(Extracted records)
========
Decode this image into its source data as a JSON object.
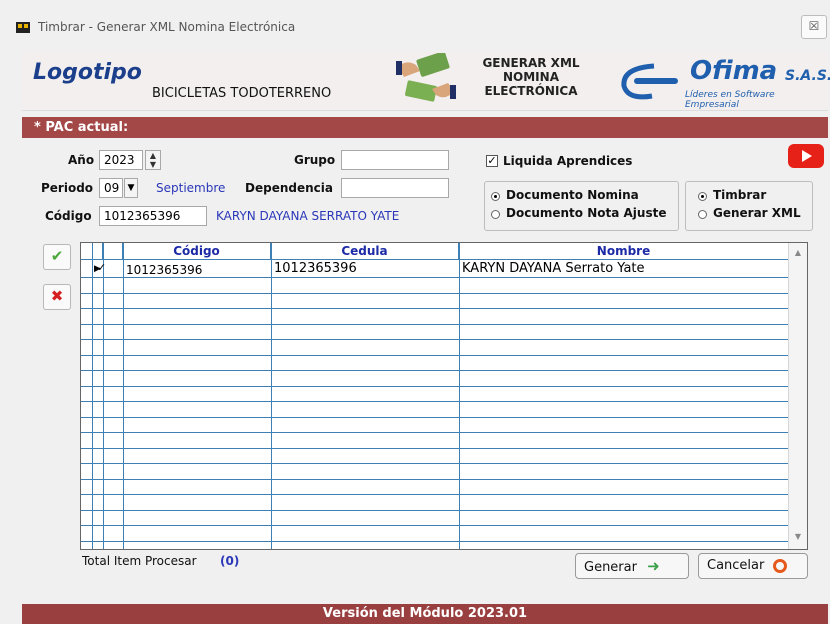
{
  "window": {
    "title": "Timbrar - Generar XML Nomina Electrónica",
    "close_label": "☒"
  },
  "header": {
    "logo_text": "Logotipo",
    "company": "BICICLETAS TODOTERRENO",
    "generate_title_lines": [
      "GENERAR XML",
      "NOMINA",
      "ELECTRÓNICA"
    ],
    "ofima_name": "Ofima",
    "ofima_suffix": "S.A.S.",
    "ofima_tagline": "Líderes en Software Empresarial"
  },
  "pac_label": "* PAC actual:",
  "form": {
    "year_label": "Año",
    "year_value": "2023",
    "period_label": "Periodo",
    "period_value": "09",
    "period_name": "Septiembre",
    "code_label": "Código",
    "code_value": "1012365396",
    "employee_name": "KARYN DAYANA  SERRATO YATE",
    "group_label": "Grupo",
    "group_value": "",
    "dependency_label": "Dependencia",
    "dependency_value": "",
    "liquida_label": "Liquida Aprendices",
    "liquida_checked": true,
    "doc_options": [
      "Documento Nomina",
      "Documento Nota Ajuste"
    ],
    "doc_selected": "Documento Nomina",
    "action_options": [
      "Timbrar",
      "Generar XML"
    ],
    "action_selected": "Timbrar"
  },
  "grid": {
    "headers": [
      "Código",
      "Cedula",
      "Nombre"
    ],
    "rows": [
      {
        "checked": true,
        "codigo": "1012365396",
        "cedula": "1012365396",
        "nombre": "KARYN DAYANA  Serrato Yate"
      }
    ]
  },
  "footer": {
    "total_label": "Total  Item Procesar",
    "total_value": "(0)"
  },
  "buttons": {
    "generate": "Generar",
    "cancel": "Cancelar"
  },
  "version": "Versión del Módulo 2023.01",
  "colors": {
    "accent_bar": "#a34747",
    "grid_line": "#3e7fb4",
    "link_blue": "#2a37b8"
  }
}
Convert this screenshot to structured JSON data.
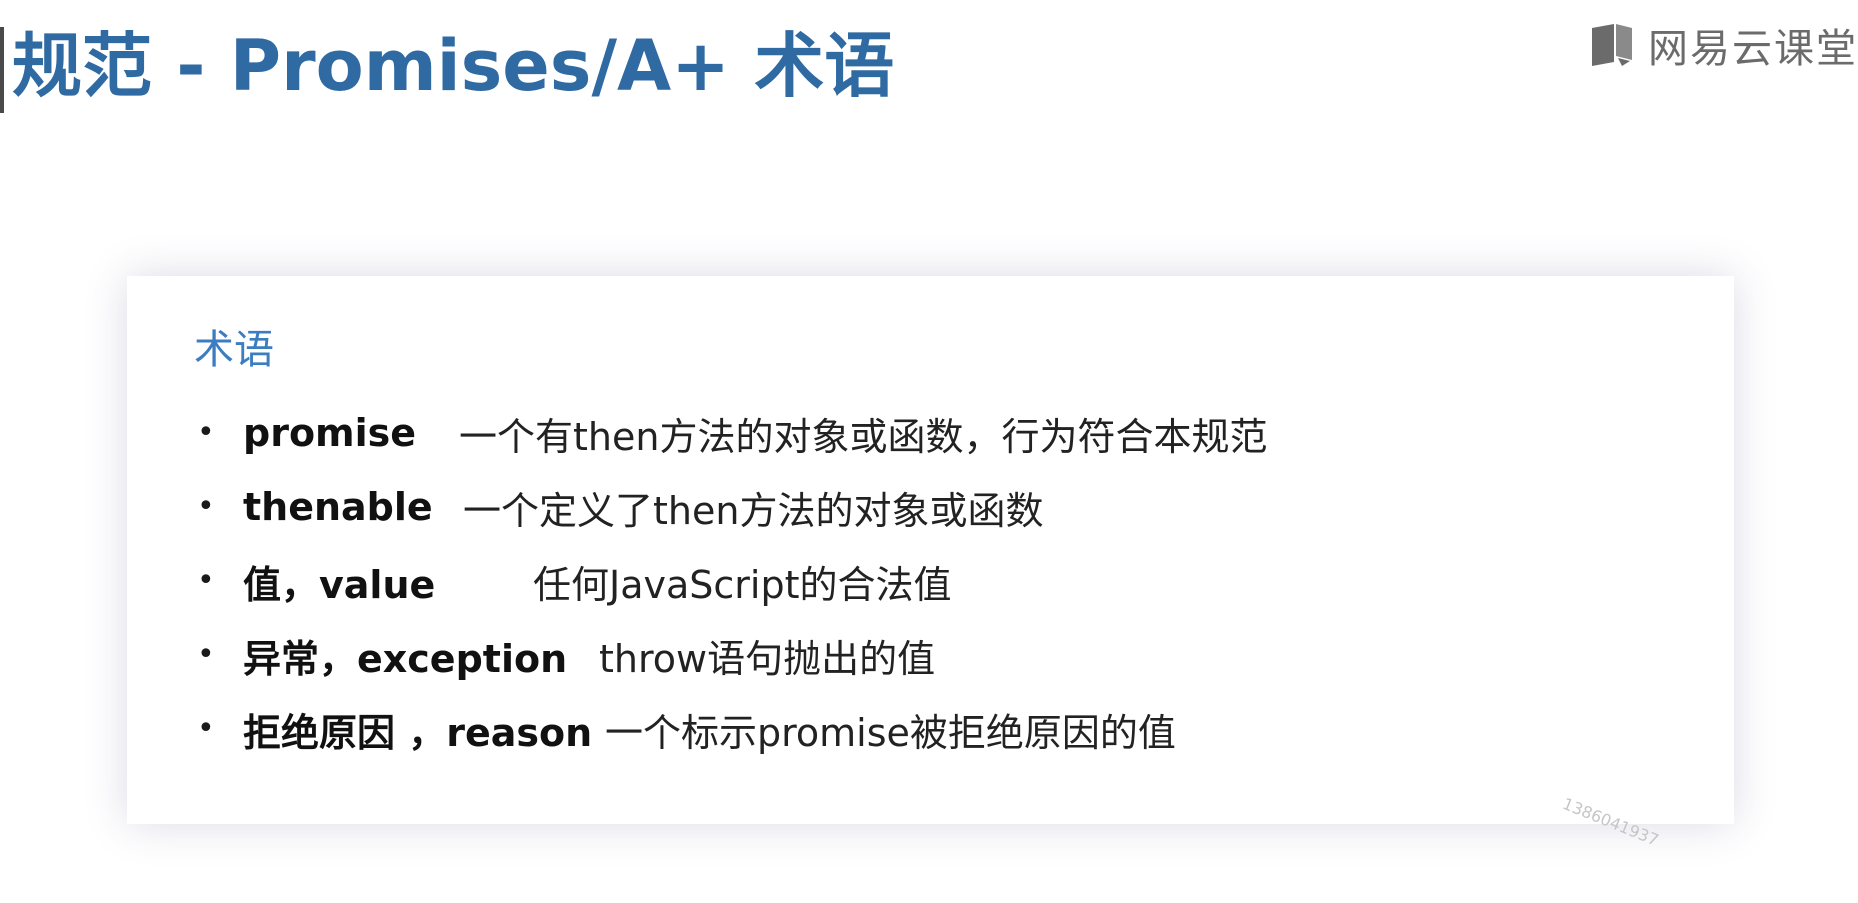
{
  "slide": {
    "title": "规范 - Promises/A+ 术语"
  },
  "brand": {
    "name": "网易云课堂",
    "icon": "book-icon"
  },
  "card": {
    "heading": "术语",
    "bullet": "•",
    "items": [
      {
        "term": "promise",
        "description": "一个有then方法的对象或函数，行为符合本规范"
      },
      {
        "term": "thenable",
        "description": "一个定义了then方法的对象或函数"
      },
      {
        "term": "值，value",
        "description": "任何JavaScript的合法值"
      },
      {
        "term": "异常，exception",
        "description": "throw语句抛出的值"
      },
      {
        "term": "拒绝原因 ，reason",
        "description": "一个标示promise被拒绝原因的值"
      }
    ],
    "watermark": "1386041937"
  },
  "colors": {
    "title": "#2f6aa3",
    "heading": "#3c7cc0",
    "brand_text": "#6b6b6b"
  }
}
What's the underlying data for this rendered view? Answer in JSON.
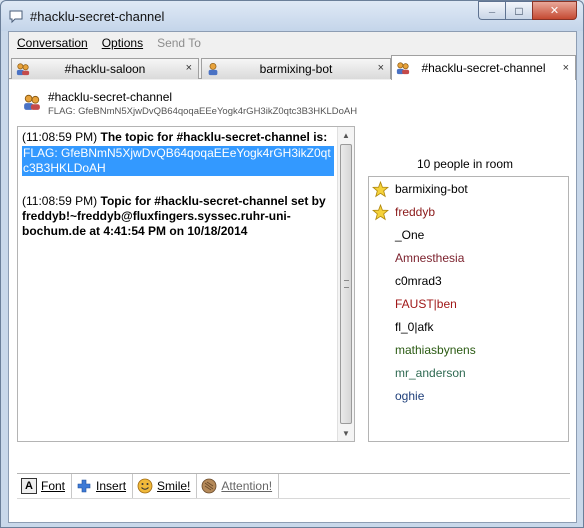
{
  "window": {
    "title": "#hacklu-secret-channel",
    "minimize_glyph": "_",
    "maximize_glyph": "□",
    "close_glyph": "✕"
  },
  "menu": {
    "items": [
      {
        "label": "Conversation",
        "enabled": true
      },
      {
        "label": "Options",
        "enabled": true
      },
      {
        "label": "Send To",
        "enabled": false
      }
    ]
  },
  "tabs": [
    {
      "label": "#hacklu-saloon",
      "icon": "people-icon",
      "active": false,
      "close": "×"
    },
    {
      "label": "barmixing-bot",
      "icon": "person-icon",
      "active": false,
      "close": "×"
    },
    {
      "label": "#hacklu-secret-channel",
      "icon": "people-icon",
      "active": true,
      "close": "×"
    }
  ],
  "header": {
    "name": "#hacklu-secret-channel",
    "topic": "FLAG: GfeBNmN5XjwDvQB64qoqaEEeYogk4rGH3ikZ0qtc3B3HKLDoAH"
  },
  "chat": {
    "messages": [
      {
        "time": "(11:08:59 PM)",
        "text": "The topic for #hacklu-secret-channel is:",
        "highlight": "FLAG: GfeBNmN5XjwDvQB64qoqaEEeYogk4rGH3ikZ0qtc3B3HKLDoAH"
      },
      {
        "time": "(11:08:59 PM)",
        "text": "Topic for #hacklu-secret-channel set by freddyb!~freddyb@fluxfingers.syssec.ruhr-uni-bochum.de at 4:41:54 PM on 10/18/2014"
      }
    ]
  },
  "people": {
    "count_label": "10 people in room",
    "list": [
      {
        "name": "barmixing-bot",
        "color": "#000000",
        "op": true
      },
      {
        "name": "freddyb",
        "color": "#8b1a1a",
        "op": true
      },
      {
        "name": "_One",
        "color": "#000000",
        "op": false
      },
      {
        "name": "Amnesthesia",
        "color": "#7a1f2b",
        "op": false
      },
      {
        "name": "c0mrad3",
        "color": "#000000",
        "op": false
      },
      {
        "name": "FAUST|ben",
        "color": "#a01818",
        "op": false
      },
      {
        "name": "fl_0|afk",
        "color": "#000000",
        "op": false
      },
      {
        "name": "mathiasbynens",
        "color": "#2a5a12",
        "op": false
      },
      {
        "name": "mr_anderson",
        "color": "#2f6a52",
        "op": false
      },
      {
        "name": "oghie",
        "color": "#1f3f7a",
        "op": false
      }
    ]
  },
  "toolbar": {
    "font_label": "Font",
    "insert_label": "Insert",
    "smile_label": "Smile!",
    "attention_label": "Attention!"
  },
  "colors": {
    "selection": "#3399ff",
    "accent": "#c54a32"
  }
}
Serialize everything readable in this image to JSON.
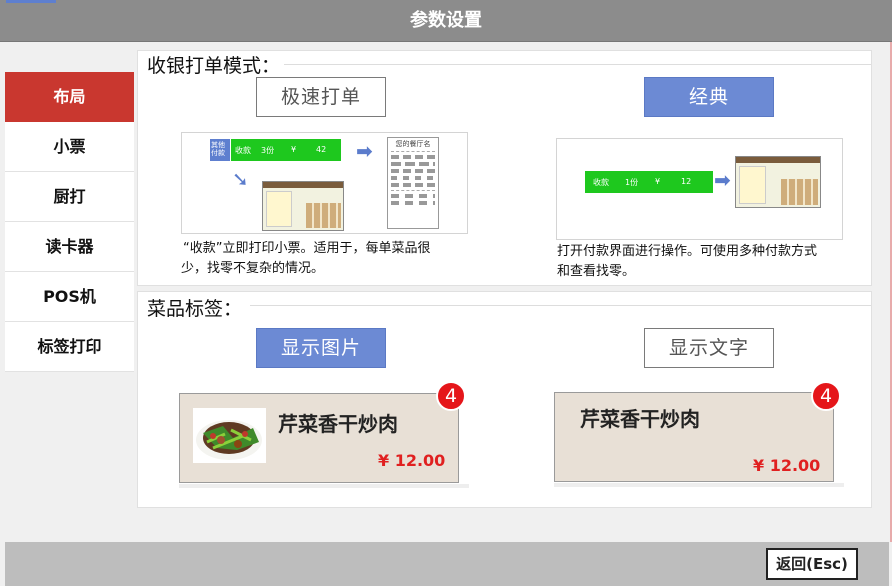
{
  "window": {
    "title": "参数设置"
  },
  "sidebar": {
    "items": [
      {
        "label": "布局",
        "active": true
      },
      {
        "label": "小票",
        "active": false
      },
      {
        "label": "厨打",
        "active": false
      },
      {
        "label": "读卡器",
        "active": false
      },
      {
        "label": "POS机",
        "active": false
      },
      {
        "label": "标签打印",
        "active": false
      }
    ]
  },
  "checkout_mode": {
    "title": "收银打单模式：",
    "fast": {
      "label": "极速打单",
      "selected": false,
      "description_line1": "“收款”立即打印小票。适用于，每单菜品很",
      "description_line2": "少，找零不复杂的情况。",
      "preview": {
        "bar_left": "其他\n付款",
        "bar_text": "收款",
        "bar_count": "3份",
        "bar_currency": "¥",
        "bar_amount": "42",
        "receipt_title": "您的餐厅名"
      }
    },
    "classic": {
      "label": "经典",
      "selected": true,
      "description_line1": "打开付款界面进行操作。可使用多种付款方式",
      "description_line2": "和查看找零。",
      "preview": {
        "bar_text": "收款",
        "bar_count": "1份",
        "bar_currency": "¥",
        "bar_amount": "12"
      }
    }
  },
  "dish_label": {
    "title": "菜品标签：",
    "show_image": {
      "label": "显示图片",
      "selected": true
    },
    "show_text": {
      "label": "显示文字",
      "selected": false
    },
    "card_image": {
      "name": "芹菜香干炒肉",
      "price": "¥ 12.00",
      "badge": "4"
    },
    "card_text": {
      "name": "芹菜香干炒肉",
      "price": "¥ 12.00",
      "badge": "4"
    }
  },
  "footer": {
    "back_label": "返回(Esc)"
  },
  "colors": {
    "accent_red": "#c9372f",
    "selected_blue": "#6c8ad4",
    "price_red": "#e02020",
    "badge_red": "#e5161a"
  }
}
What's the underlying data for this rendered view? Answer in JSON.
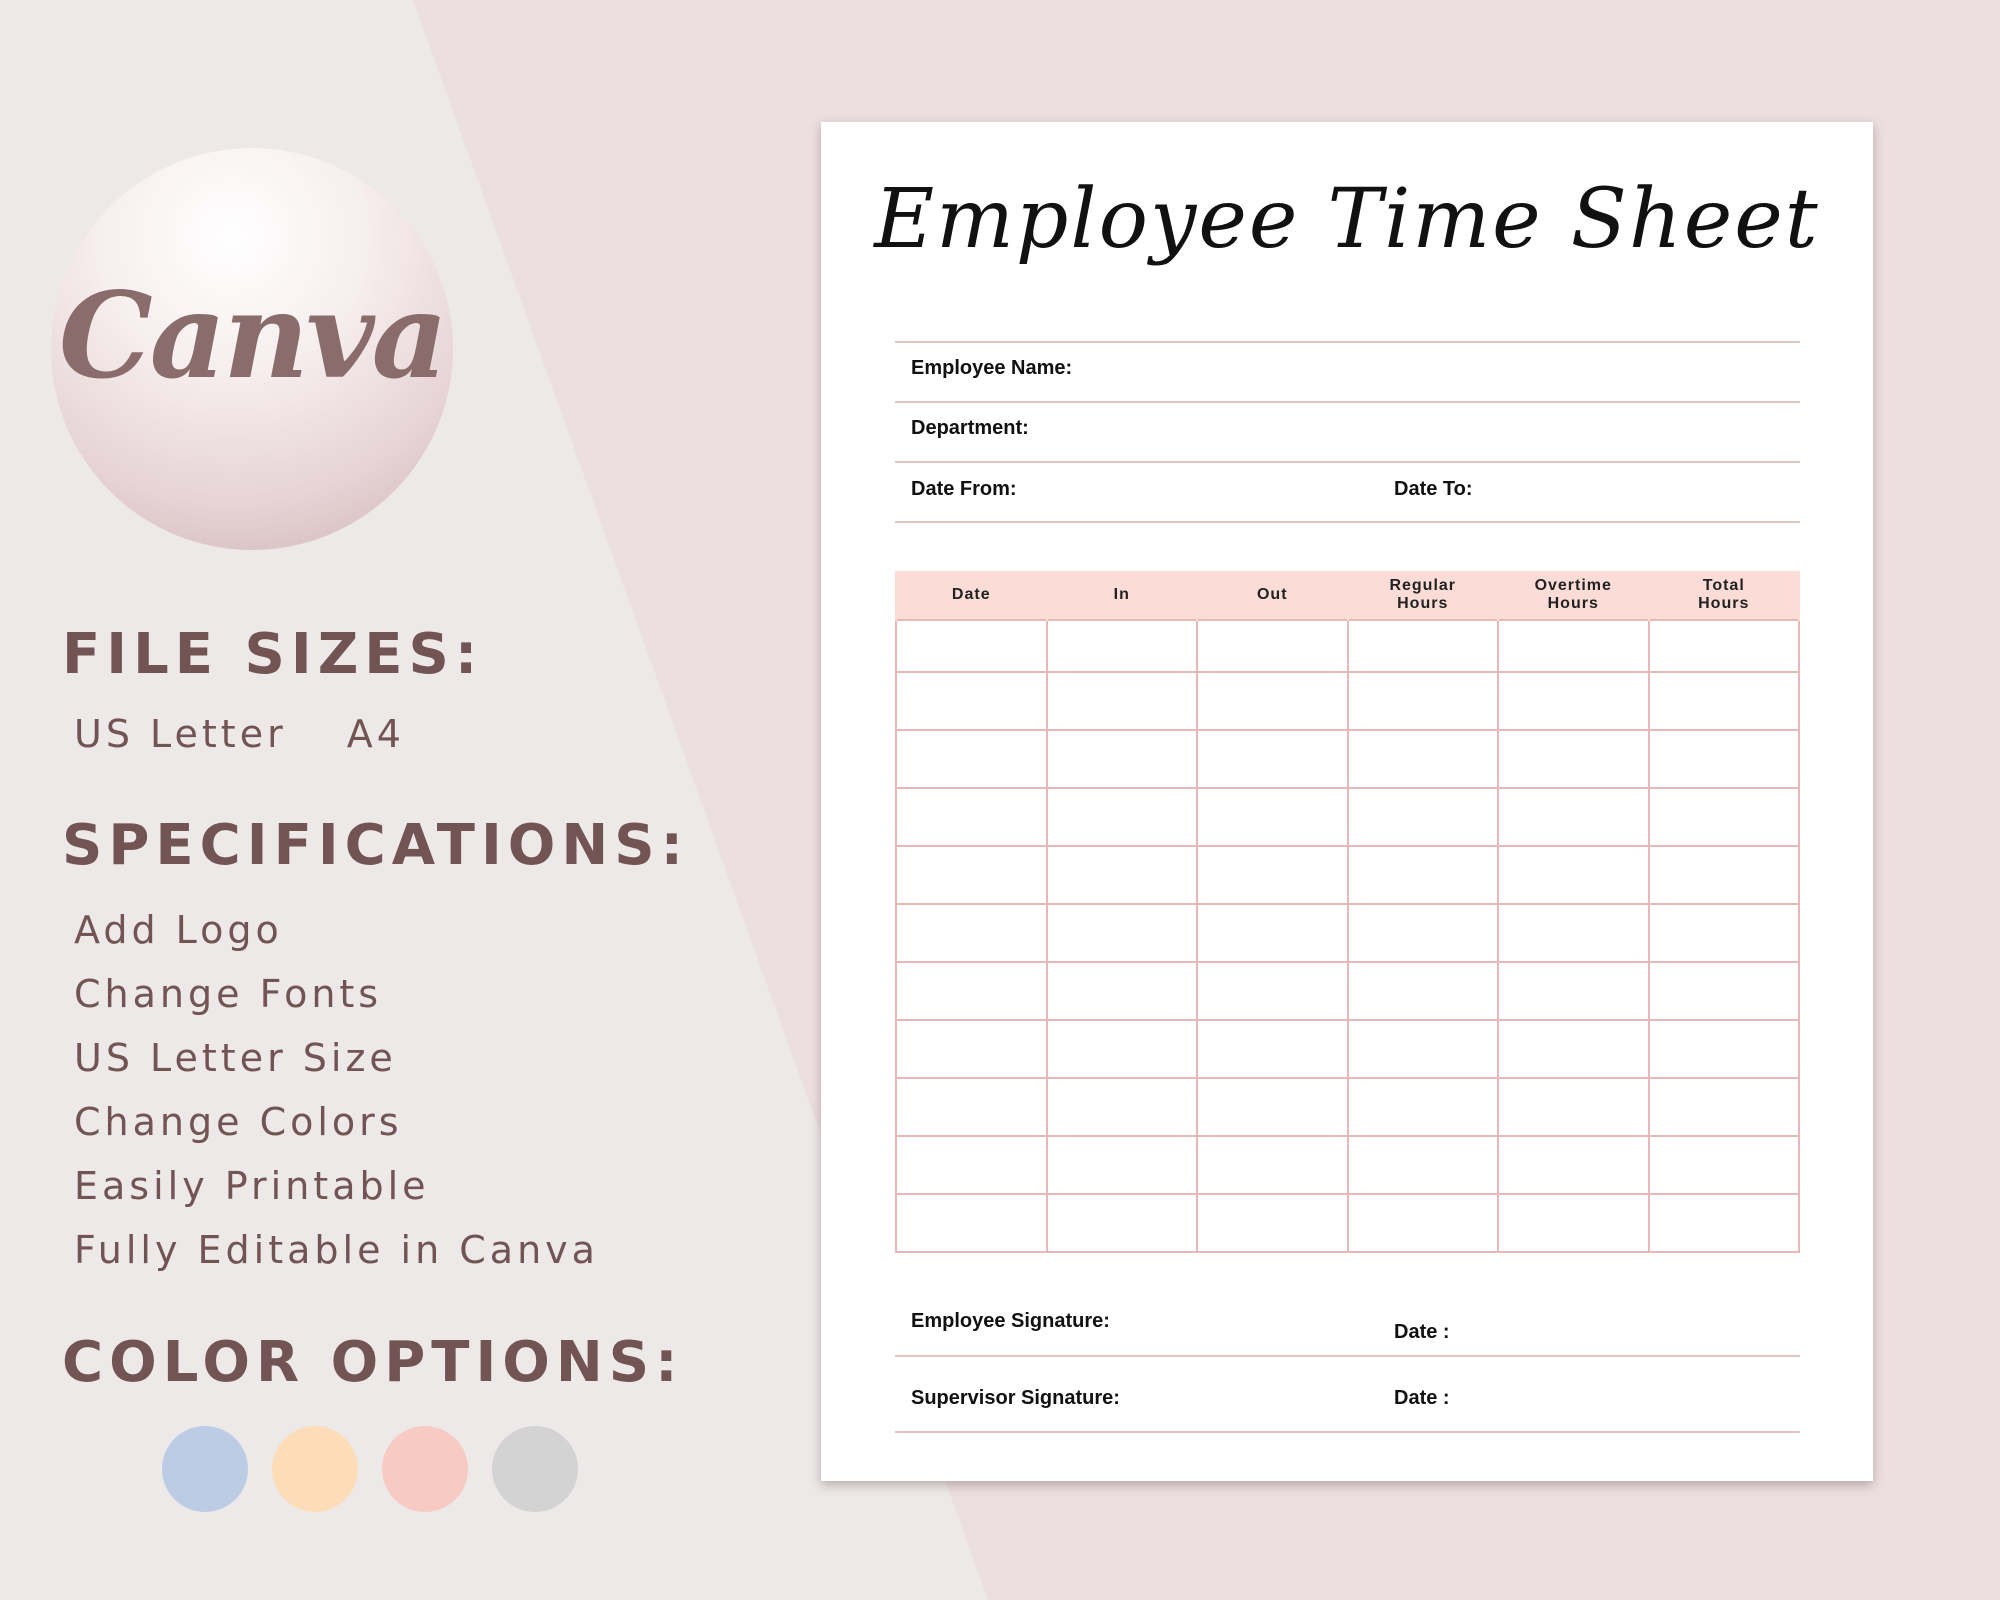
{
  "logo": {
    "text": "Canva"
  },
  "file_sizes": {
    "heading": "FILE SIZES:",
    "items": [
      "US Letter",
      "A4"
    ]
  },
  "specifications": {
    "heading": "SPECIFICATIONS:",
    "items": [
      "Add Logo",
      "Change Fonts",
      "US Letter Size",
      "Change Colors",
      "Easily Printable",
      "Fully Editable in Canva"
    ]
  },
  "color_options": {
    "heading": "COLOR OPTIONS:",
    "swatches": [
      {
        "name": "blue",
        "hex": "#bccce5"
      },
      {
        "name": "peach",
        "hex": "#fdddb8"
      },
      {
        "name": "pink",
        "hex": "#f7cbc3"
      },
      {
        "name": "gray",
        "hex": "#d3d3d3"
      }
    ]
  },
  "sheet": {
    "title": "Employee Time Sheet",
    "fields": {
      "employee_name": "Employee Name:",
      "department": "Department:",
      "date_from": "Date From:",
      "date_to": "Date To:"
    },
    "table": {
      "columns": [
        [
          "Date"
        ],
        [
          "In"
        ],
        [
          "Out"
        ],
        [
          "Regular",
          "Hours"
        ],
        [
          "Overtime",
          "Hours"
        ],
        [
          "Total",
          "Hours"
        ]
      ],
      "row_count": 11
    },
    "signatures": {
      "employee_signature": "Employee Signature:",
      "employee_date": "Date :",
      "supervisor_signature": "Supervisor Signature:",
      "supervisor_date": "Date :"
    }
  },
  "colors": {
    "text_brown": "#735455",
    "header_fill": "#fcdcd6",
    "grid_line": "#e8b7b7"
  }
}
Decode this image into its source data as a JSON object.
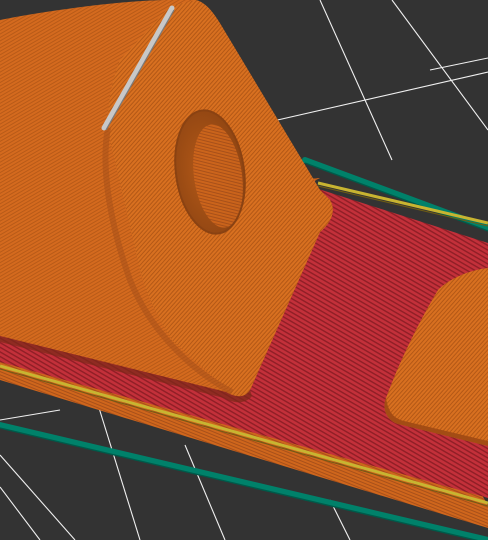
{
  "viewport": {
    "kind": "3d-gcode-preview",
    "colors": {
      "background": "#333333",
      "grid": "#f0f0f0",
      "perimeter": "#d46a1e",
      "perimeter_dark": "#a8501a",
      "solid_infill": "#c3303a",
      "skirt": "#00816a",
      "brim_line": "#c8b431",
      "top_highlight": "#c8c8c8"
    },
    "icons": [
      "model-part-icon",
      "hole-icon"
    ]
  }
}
========
Note how many lines of the material contain the string "FLAG". Then report that number by itself.

2